## PROBLEM
Print out every line, exactly as written.

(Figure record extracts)
# # #

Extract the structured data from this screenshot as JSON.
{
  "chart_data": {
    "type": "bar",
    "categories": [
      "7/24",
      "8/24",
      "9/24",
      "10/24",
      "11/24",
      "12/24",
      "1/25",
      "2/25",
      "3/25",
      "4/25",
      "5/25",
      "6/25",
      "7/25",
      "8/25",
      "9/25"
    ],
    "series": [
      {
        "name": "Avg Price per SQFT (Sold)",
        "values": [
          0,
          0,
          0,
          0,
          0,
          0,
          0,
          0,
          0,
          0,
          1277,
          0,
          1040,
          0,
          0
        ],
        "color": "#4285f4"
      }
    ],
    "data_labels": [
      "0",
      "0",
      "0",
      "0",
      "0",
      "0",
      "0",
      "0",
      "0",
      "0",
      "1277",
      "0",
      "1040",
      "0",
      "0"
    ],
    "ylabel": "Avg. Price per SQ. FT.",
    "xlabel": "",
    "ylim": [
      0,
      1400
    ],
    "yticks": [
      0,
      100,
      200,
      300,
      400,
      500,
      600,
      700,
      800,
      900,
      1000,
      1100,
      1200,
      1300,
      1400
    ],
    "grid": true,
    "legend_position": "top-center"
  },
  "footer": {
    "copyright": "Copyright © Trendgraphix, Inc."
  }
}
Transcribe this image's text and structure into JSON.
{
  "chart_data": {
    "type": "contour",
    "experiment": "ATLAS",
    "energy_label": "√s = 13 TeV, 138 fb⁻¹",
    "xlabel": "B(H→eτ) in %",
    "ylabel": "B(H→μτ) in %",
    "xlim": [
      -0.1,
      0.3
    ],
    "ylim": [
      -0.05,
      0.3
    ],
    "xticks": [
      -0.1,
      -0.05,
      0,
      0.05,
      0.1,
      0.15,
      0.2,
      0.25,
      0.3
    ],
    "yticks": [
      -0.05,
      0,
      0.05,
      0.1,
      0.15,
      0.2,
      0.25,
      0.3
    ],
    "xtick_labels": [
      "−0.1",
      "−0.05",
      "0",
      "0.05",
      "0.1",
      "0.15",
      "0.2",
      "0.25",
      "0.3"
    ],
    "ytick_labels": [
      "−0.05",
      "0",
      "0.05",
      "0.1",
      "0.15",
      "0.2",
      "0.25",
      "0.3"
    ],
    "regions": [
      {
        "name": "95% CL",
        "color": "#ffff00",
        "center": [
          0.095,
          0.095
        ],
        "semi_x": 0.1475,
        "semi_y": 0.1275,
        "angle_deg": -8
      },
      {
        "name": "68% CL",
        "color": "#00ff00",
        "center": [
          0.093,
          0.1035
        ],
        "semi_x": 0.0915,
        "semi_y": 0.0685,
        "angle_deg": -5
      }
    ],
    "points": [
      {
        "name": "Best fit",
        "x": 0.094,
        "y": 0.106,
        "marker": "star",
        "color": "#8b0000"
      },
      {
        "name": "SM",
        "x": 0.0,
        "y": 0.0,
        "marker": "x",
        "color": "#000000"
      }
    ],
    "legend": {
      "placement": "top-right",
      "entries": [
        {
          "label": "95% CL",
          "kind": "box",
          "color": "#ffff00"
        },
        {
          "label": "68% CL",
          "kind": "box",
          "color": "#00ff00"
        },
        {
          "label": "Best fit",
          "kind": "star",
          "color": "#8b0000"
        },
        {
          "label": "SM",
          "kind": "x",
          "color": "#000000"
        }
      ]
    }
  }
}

# # #

## RESPONSE TO THIS EXERCISE
Extract the structured data from this screenshot as JSON.
{
  "chart_data": {
    "type": "bar",
    "categories": [
      "7/24",
      "8/24",
      "9/24",
      "10/24",
      "11/24",
      "12/24",
      "1/25",
      "2/25",
      "3/25",
      "4/25",
      "5/25",
      "6/25",
      "7/25",
      "8/25",
      "9/25"
    ],
    "series": [
      {
        "name": "Avg Price per SQFT (Sold)",
        "values": [
          0,
          0,
          0,
          0,
          0,
          0,
          0,
          0,
          0,
          0,
          1277,
          0,
          1040,
          0,
          0
        ],
        "color": "#4285f4"
      }
    ],
    "data_labels": [
      "0",
      "0",
      "0",
      "0",
      "0",
      "0",
      "0",
      "0",
      "0",
      "0",
      "1277",
      "0",
      "1040",
      "0",
      "0"
    ],
    "ylabel": "Avg. Price per SQ. FT.",
    "xlabel": "",
    "ylim": [
      0,
      1400
    ],
    "yticks": [
      0,
      100,
      200,
      300,
      400,
      500,
      600,
      700,
      800,
      900,
      1000,
      1100,
      1200,
      1300,
      1400
    ],
    "grid": true,
    "legend_position": "top-center"
  },
  "footer": {
    "copyright": "Copyright © Trendgraphix, Inc."
  }
}
Transcribe this image's text and structure into JSON.
{
  "chart_data": {
    "type": "contour",
    "experiment": "ATLAS",
    "energy_label": "√s = 13 TeV, 138 fb⁻¹",
    "xlabel": "B(H→eτ) in %",
    "ylabel": "B(H→μτ) in %",
    "xlim": [
      -0.1,
      0.3
    ],
    "ylim": [
      -0.05,
      0.3
    ],
    "xticks": [
      -0.1,
      -0.05,
      0,
      0.05,
      0.1,
      0.15,
      0.2,
      0.25,
      0.3
    ],
    "yticks": [
      -0.05,
      0,
      0.05,
      0.1,
      0.15,
      0.2,
      0.25,
      0.3
    ],
    "xtick_labels": [
      "−0.1",
      "−0.05",
      "0",
      "0.05",
      "0.1",
      "0.15",
      "0.2",
      "0.25",
      "0.3"
    ],
    "ytick_labels": [
      "−0.05",
      "0",
      "0.05",
      "0.1",
      "0.15",
      "0.2",
      "0.25",
      "0.3"
    ],
    "regions": [
      {
        "name": "95% CL",
        "color": "#ffff00",
        "center": [
          0.095,
          0.095
        ],
        "semi_x": 0.1475,
        "semi_y": 0.1275,
        "angle_deg": -8
      },
      {
        "name": "68% CL",
        "color": "#00ff00",
        "center": [
          0.093,
          0.1035
        ],
        "semi_x": 0.0915,
        "semi_y": 0.0685,
        "angle_deg": -5
      }
    ],
    "points": [
      {
        "name": "Best fit",
        "x": 0.094,
        "y": 0.106,
        "marker": "star",
        "color": "#8b0000"
      },
      {
        "name": "SM",
        "x": 0.0,
        "y": 0.0,
        "marker": "x",
        "color": "#000000"
      }
    ],
    "legend": {
      "placement": "top-right",
      "entries": [
        {
          "label": "95% CL",
          "kind": "box",
          "color": "#ffff00"
        },
        {
          "label": "68% CL",
          "kind": "box",
          "color": "#00ff00"
        },
        {
          "label": "Best fit",
          "kind": "star",
          "color": "#8b0000"
        },
        {
          "label": "SM",
          "kind": "x",
          "color": "#000000"
        }
      ]
    }
  }
}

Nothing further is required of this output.